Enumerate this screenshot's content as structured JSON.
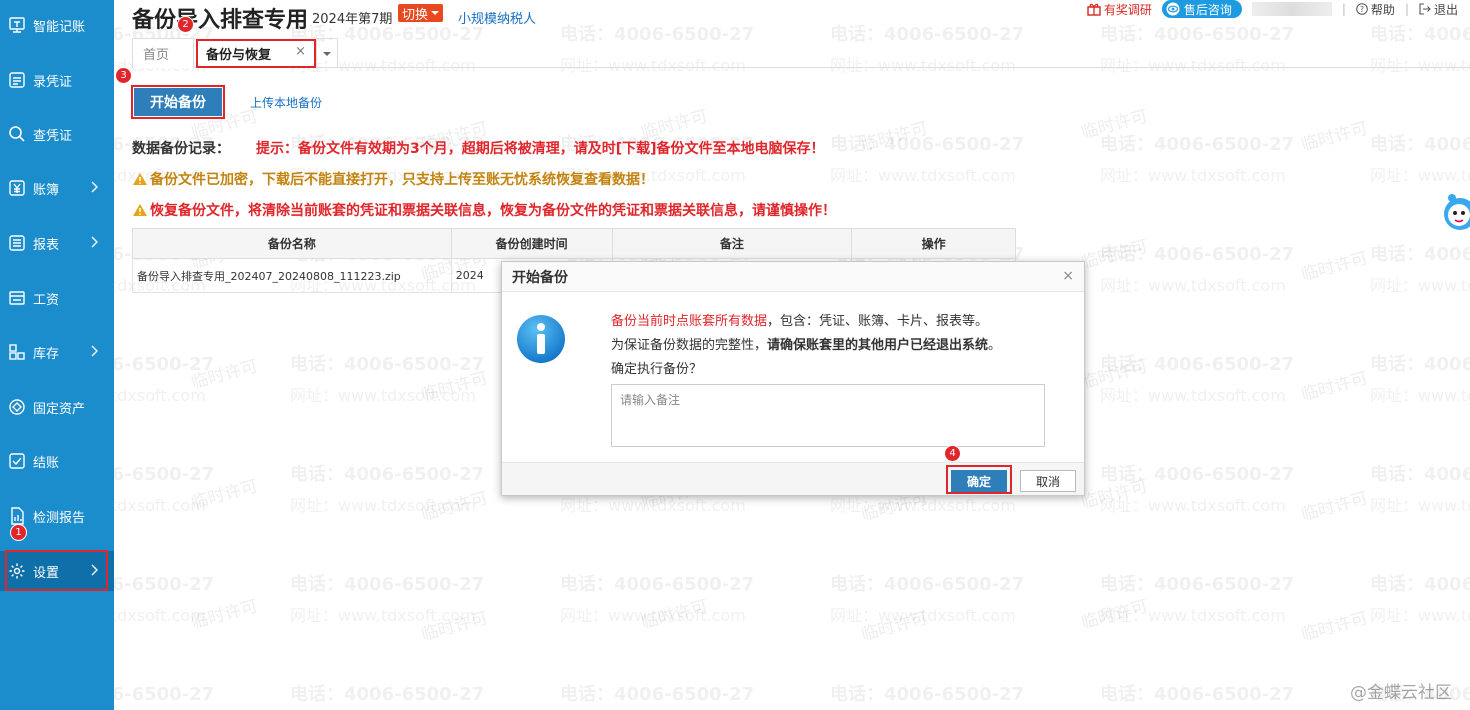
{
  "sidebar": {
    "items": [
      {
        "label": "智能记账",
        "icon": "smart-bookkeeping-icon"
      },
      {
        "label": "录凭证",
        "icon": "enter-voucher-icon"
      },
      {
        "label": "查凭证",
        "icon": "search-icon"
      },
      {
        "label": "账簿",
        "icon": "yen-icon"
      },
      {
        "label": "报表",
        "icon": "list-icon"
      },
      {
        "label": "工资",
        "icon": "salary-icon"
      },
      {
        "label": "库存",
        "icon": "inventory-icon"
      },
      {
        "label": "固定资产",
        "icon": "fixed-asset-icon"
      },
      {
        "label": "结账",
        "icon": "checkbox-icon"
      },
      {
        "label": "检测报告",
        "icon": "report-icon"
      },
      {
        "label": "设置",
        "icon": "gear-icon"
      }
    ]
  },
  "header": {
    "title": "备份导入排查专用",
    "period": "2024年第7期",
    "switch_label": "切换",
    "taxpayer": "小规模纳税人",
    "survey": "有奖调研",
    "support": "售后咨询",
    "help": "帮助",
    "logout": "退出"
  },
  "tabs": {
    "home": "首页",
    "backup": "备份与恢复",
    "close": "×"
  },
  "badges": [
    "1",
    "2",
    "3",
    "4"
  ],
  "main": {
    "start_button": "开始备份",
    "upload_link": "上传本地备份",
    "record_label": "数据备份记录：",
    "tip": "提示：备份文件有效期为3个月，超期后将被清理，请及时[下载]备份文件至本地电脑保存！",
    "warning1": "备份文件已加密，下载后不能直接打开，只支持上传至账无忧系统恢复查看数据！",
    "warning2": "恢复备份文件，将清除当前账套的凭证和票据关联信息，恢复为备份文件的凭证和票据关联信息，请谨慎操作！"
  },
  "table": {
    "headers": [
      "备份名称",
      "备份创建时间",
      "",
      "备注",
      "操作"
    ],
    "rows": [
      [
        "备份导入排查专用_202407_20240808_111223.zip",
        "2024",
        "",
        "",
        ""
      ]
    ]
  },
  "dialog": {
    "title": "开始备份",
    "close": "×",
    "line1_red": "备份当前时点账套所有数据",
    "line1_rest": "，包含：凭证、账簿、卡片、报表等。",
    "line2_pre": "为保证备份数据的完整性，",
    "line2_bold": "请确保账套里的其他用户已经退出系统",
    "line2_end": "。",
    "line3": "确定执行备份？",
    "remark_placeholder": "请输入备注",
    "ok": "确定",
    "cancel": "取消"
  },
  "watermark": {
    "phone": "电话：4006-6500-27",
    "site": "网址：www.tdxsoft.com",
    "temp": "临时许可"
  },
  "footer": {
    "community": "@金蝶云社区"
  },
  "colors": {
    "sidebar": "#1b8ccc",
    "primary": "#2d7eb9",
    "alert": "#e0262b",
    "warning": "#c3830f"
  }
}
────────────────────
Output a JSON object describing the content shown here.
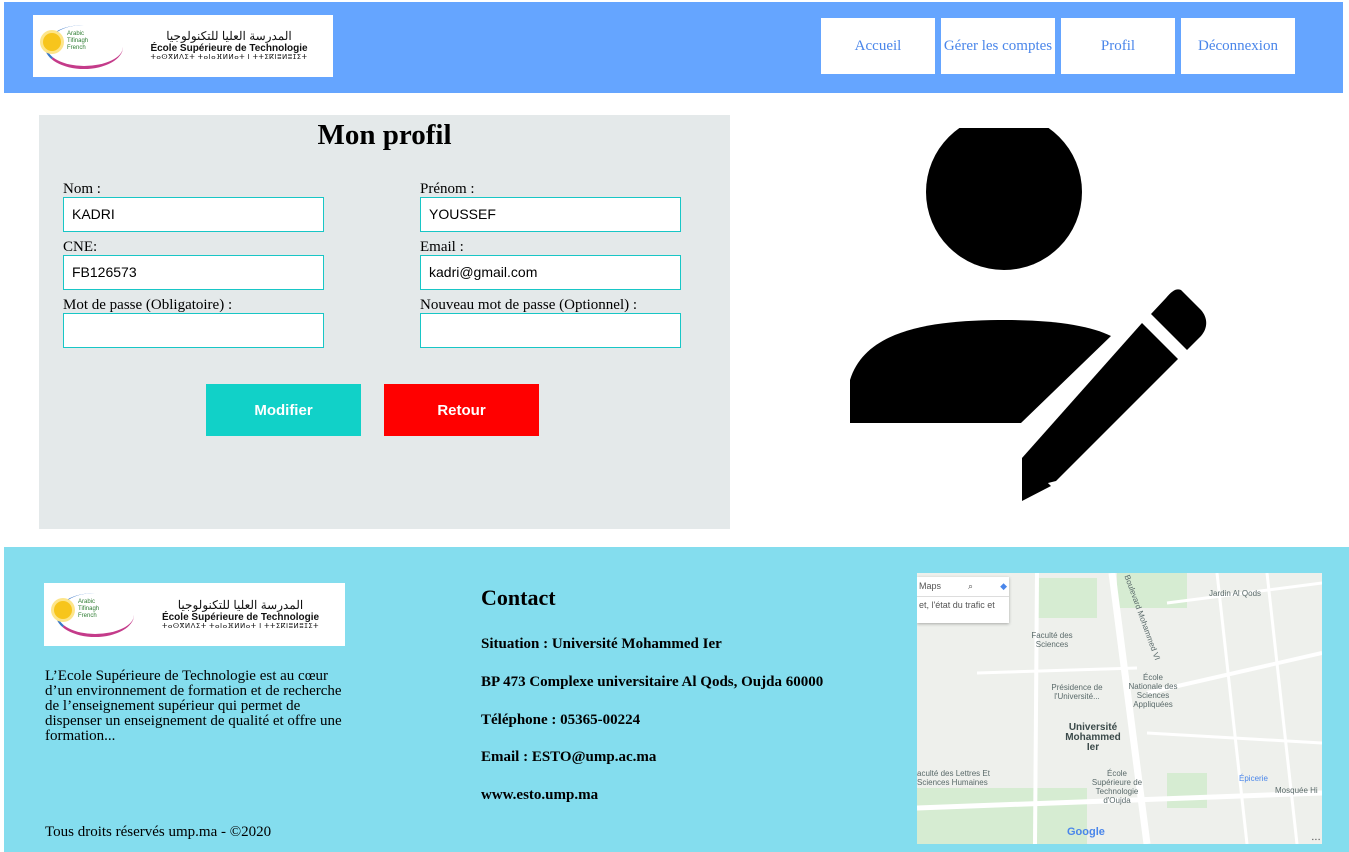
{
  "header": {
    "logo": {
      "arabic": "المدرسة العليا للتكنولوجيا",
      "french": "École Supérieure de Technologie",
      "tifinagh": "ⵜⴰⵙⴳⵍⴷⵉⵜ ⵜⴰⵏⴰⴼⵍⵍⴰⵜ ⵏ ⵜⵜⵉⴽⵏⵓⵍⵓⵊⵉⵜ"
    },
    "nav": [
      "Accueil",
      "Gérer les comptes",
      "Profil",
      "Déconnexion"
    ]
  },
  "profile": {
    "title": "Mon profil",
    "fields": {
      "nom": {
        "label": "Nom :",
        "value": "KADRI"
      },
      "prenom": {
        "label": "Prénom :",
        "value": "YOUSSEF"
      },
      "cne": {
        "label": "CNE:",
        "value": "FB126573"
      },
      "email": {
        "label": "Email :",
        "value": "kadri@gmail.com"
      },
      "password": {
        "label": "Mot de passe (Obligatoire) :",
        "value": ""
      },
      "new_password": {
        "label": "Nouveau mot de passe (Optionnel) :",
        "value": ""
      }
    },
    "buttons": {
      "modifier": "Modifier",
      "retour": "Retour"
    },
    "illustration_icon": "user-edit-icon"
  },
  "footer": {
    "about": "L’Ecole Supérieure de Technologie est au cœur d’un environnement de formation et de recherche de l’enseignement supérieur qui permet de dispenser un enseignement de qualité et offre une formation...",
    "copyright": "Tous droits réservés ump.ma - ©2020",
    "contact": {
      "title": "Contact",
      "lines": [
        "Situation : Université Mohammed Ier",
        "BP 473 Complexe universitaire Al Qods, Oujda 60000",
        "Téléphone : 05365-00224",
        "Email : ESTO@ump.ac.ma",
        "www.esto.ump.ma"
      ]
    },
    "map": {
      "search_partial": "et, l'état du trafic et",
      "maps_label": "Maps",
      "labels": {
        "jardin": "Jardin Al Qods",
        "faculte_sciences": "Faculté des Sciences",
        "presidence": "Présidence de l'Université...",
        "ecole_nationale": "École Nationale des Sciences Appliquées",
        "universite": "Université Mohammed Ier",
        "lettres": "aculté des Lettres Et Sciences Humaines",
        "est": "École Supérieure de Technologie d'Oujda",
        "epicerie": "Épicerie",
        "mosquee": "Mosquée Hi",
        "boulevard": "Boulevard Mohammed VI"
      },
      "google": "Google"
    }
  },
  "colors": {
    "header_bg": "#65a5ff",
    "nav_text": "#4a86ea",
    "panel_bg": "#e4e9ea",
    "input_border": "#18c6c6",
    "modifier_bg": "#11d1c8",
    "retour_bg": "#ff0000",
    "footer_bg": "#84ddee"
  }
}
────────────────────
What you will do ▸
Read the entries and select each line where the word "value" is found.

Correct output ▸
        "value": "KADRI"
        "value": "YOUSSEF"
        "value": "FB126573"
        "value": "kadri@gmail.com"
        "value": ""
        "value": ""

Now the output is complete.